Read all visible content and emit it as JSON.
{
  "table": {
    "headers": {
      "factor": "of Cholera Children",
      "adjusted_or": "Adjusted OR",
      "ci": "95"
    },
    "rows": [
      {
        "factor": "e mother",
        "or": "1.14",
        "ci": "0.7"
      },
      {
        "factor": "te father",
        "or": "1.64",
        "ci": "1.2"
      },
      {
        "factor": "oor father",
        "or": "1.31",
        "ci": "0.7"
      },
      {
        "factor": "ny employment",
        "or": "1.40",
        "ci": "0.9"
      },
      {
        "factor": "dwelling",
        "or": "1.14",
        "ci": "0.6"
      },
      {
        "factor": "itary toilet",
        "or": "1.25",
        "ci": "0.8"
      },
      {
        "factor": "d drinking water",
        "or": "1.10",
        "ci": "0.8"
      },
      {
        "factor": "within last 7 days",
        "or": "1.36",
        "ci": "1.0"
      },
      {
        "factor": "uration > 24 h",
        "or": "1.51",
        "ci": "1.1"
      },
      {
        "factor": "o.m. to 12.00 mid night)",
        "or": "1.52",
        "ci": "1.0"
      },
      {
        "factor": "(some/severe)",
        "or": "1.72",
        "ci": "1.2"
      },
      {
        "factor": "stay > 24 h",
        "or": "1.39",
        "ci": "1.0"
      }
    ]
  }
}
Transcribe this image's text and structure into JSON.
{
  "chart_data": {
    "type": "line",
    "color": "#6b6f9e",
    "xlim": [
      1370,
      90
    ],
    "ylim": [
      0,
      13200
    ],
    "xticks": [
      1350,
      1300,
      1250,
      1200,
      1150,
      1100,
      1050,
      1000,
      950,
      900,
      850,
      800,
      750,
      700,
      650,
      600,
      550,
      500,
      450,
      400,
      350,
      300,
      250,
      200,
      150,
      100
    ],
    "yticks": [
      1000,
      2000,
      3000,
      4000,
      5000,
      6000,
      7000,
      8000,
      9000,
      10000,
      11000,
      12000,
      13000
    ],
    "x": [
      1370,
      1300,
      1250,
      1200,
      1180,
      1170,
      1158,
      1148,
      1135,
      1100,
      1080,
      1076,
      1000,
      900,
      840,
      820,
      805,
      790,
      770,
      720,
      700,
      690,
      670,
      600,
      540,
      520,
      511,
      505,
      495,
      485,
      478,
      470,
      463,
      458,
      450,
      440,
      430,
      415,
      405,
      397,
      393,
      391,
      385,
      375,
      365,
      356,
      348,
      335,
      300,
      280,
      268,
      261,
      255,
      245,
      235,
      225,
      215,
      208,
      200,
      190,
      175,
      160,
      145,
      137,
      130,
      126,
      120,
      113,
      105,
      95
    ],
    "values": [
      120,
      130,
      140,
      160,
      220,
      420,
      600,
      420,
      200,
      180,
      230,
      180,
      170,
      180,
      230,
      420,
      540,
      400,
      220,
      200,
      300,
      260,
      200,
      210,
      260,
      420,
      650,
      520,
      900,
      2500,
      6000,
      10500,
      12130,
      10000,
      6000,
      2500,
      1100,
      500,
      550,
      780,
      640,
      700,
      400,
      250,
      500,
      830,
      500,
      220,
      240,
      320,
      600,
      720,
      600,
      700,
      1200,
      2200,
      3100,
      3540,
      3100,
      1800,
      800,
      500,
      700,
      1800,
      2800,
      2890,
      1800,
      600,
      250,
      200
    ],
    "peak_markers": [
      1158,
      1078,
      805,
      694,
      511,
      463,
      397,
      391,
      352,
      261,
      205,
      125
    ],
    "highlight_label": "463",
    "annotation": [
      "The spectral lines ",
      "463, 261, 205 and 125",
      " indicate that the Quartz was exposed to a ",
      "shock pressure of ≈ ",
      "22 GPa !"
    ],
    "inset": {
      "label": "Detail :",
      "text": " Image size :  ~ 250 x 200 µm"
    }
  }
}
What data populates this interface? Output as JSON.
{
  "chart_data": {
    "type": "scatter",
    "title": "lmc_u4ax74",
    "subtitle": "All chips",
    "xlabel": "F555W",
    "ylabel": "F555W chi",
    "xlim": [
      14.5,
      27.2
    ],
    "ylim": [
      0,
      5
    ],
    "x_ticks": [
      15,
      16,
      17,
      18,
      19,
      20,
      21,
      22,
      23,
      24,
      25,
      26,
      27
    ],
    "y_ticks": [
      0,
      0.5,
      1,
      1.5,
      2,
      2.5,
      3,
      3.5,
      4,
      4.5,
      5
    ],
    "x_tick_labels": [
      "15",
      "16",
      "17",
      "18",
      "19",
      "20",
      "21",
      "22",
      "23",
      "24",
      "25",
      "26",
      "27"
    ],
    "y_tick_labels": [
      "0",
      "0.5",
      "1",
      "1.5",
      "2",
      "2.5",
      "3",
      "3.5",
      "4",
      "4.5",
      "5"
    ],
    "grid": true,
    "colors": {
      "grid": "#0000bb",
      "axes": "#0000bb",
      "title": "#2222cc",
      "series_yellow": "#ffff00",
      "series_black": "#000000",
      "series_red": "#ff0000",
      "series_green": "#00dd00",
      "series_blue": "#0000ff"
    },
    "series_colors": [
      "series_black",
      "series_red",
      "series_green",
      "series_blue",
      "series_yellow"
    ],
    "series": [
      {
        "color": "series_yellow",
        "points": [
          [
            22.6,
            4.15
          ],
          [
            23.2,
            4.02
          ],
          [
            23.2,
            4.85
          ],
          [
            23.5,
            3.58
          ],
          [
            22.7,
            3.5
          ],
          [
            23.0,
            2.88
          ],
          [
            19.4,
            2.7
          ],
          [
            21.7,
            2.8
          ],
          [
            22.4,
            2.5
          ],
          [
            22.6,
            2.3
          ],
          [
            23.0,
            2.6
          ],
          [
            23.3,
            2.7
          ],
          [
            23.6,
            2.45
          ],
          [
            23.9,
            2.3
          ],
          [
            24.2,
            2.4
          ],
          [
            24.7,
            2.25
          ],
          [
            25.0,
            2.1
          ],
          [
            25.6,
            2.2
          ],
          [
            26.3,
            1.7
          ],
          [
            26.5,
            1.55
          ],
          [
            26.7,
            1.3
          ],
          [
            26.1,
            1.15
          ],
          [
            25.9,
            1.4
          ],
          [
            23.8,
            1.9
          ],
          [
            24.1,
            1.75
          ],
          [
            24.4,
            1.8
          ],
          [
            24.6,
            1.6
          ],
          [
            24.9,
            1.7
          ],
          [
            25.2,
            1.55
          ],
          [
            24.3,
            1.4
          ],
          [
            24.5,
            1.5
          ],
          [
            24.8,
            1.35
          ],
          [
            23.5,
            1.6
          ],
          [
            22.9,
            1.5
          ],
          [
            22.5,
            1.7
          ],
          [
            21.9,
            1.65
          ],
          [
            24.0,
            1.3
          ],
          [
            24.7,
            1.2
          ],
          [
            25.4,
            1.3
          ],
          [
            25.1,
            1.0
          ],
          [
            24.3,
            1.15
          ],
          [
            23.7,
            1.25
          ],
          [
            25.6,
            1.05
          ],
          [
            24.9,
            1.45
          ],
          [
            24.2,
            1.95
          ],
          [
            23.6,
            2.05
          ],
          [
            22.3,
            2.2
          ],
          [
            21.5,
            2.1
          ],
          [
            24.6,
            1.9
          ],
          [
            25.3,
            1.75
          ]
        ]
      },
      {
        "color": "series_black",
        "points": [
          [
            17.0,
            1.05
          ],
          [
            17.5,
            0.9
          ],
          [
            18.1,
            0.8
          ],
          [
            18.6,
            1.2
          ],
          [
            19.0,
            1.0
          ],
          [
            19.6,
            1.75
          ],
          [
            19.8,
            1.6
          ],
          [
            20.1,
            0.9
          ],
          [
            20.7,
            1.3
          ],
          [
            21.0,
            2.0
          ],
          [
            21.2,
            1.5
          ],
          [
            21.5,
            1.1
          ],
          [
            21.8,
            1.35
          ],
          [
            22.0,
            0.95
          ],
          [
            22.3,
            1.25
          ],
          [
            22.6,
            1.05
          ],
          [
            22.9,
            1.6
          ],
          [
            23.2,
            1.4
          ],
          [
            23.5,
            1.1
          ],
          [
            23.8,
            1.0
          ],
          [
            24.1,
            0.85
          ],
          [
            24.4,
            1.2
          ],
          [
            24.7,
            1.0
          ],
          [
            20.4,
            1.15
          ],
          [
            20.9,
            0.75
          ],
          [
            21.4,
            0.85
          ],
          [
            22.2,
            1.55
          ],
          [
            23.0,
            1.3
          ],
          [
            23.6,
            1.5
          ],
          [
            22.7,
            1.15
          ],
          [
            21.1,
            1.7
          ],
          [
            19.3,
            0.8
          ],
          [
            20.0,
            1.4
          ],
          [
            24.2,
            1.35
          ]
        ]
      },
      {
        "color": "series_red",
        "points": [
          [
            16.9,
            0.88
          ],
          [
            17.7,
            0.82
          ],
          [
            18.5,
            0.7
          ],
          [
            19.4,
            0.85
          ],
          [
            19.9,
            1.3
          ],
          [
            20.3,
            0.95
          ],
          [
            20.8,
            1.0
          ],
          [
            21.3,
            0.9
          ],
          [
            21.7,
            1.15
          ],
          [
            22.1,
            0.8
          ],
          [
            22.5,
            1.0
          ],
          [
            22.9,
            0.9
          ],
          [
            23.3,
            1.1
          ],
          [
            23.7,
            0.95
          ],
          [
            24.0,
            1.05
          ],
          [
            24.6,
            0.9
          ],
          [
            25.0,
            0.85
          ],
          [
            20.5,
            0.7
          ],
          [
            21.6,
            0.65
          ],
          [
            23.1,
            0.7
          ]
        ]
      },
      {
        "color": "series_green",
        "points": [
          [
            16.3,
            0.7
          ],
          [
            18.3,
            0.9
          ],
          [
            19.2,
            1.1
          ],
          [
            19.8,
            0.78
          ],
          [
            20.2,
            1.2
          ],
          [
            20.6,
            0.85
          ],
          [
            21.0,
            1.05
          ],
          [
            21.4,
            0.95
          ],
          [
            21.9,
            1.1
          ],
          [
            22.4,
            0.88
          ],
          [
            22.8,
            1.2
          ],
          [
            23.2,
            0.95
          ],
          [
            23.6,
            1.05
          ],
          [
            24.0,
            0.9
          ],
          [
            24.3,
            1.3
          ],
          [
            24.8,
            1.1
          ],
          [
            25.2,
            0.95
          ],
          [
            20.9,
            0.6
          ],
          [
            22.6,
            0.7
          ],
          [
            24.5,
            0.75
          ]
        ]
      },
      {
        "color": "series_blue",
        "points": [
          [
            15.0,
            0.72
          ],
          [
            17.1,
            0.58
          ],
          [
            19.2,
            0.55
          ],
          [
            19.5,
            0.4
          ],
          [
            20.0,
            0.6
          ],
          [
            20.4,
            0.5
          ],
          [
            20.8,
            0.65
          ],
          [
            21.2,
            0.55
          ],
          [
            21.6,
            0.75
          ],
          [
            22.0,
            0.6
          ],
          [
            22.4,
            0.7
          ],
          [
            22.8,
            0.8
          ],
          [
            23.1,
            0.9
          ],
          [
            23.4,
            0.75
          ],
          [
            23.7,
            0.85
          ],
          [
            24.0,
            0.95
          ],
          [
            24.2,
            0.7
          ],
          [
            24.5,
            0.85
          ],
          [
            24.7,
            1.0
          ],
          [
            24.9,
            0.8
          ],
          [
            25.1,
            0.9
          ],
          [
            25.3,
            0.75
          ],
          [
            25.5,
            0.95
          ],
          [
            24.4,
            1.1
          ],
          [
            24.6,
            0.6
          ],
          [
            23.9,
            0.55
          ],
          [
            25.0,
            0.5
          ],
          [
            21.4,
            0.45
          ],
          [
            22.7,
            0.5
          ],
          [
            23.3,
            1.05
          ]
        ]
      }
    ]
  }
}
===
*DIRECTION*: Read the lines above. Gather those in which the string "this" is found.

*OUTPUT BELOW*:
Transcribe this image's text and structure into JSON.
What data populates this interface? Output as JSON.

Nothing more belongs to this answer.